▶ **WORK INSTRUCTIONS**: Without the pictures, set down every line of the data exactly.

******************************

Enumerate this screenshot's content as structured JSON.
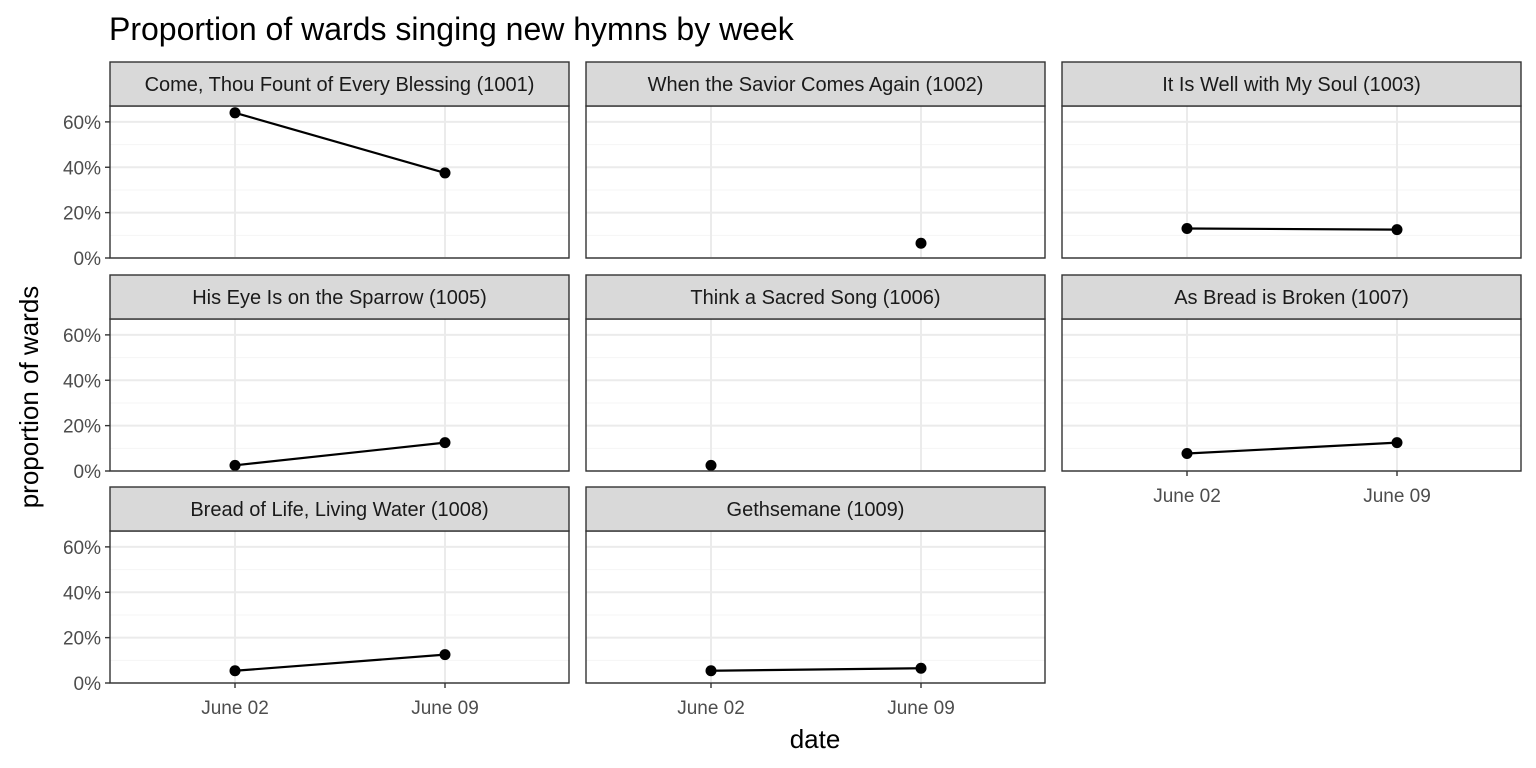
{
  "chart_data": {
    "type": "line",
    "title": "Proportion of wards singing new hymns by week",
    "xlabel": "date",
    "ylabel": "proportion of wards",
    "x_ticks": [
      "June 02",
      "June 09"
    ],
    "y_ticks": [
      "0%",
      "20%",
      "40%",
      "60%"
    ],
    "y_tick_values": [
      0,
      0.2,
      0.4,
      0.6
    ],
    "ylim": [
      0,
      0.67
    ],
    "grid": true,
    "panels": [
      {
        "name": "Come, Thou Fount of Every Blessing (1001)",
        "values": [
          0.64,
          0.375
        ]
      },
      {
        "name": "When the Savior Comes Again (1002)",
        "values": [
          null,
          0.065
        ]
      },
      {
        "name": "It Is Well with My Soul (1003)",
        "values": [
          0.13,
          0.125
        ]
      },
      {
        "name": "His Eye Is on the Sparrow (1005)",
        "values": [
          0.025,
          0.125
        ]
      },
      {
        "name": "Think a Sacred Song (1006)",
        "values": [
          0.025,
          null
        ]
      },
      {
        "name": "As Bread is Broken (1007)",
        "values": [
          0.077,
          0.125
        ]
      },
      {
        "name": "Bread of Life, Living Water (1008)",
        "values": [
          0.054,
          0.125
        ]
      },
      {
        "name": "Gethsemane (1009)",
        "values": [
          0.054,
          0.065
        ]
      }
    ],
    "colors": {
      "line": "#000000",
      "strip_fill": "#d9d9d9",
      "strip_border": "#333333",
      "grid_major": "#ebebeb",
      "grid_minor": "#f5f5f5",
      "panel_border": "#333333",
      "tick_label": "#4d4d4d"
    }
  }
}
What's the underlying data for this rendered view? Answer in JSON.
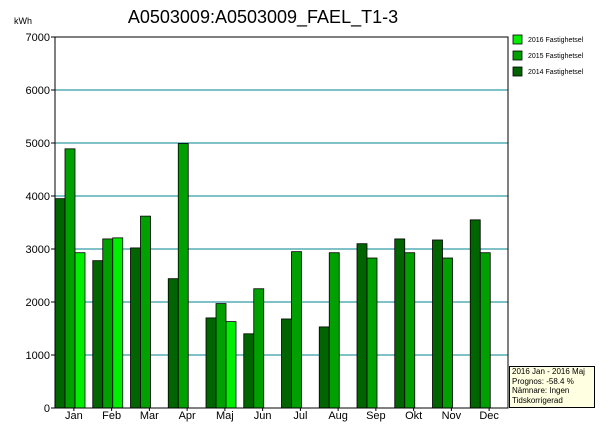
{
  "chart_data": {
    "type": "bar",
    "title": "A0503009:A0503009_FAEL_T1-3",
    "ylabel": "kWh",
    "xlabel": "",
    "ylim": [
      0,
      7000
    ],
    "yticks": [
      0,
      1000,
      2000,
      3000,
      4000,
      5000,
      6000,
      7000
    ],
    "grid": true,
    "legend_position": "right-top",
    "categories": [
      "Jan",
      "Feb",
      "Mar",
      "Apr",
      "Maj",
      "Jun",
      "Jul",
      "Aug",
      "Sep",
      "Okt",
      "Nov",
      "Dec"
    ],
    "series": [
      {
        "name": "2014 Fastighetsel",
        "color": "#006400",
        "values": [
          3950,
          2780,
          3020,
          2440,
          1700,
          1400,
          1680,
          1530,
          3100,
          3190,
          3170,
          3550
        ]
      },
      {
        "name": "2015 Fastighetsel",
        "color": "#00a000",
        "values": [
          4890,
          3190,
          3620,
          4990,
          1970,
          2250,
          2950,
          2930,
          2830,
          2930,
          2830,
          2930
        ]
      },
      {
        "name": "2016 Fastighetsel",
        "color": "#00ee00",
        "values": [
          2930,
          3210,
          null,
          null,
          1630,
          null,
          null,
          null,
          null,
          null,
          null,
          null
        ]
      }
    ],
    "legend_order": [
      "2016 Fastighetsel",
      "2015 Fastighetsel",
      "2014 Fastighetsel"
    ]
  },
  "info_box": {
    "lines": [
      "2016 Jan - 2016 Maj",
      "Prognos: -58.4 %",
      "Nämnare: Ingen",
      "Tidskorrigerad"
    ]
  },
  "colors": {
    "gridline": "#00838f",
    "background": "#ffffff"
  }
}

******************************

▶ **RESULT**:
Enumerate this screenshot's content as structured JSON.
{
  "chart_data": {
    "type": "line",
    "title": "Proportion of wards singing new hymns by week",
    "xlabel": "date",
    "ylabel": "proportion of wards",
    "x_ticks": [
      "June 02",
      "June 09"
    ],
    "y_ticks": [
      "0%",
      "20%",
      "40%",
      "60%"
    ],
    "y_tick_values": [
      0,
      0.2,
      0.4,
      0.6
    ],
    "ylim": [
      0,
      0.67
    ],
    "grid": true,
    "panels": [
      {
        "name": "Come, Thou Fount of Every Blessing (1001)",
        "values": [
          0.64,
          0.375
        ]
      },
      {
        "name": "When the Savior Comes Again (1002)",
        "values": [
          null,
          0.065
        ]
      },
      {
        "name": "It Is Well with My Soul (1003)",
        "values": [
          0.13,
          0.125
        ]
      },
      {
        "name": "His Eye Is on the Sparrow (1005)",
        "values": [
          0.025,
          0.125
        ]
      },
      {
        "name": "Think a Sacred Song (1006)",
        "values": [
          0.025,
          null
        ]
      },
      {
        "name": "As Bread is Broken (1007)",
        "values": [
          0.077,
          0.125
        ]
      },
      {
        "name": "Bread of Life, Living Water (1008)",
        "values": [
          0.054,
          0.125
        ]
      },
      {
        "name": "Gethsemane (1009)",
        "values": [
          0.054,
          0.065
        ]
      }
    ],
    "colors": {
      "line": "#000000",
      "strip_fill": "#d9d9d9",
      "strip_border": "#333333",
      "grid_major": "#ebebeb",
      "grid_minor": "#f5f5f5",
      "panel_border": "#333333",
      "tick_label": "#4d4d4d"
    }
  }
}
What's the underlying data for this rendered view? Answer in JSON.
{
  "chart_data": {
    "type": "bar",
    "title": "A0503009:A0503009_FAEL_T1-3",
    "ylabel": "kWh",
    "xlabel": "",
    "ylim": [
      0,
      7000
    ],
    "yticks": [
      0,
      1000,
      2000,
      3000,
      4000,
      5000,
      6000,
      7000
    ],
    "grid": true,
    "legend_position": "right-top",
    "categories": [
      "Jan",
      "Feb",
      "Mar",
      "Apr",
      "Maj",
      "Jun",
      "Jul",
      "Aug",
      "Sep",
      "Okt",
      "Nov",
      "Dec"
    ],
    "series": [
      {
        "name": "2014 Fastighetsel",
        "color": "#006400",
        "values": [
          3950,
          2780,
          3020,
          2440,
          1700,
          1400,
          1680,
          1530,
          3100,
          3190,
          3170,
          3550
        ]
      },
      {
        "name": "2015 Fastighetsel",
        "color": "#00a000",
        "values": [
          4890,
          3190,
          3620,
          4990,
          1970,
          2250,
          2950,
          2930,
          2830,
          2930,
          2830,
          2930
        ]
      },
      {
        "name": "2016 Fastighetsel",
        "color": "#00ee00",
        "values": [
          2930,
          3210,
          null,
          null,
          1630,
          null,
          null,
          null,
          null,
          null,
          null,
          null
        ]
      }
    ],
    "legend_order": [
      "2016 Fastighetsel",
      "2015 Fastighetsel",
      "2014 Fastighetsel"
    ]
  },
  "info_box": {
    "lines": [
      "2016 Jan - 2016 Maj",
      "Prognos: -58.4 %",
      "Nämnare: Ingen",
      "Tidskorrigerad"
    ]
  },
  "colors": {
    "gridline": "#00838f",
    "background": "#ffffff"
  }
}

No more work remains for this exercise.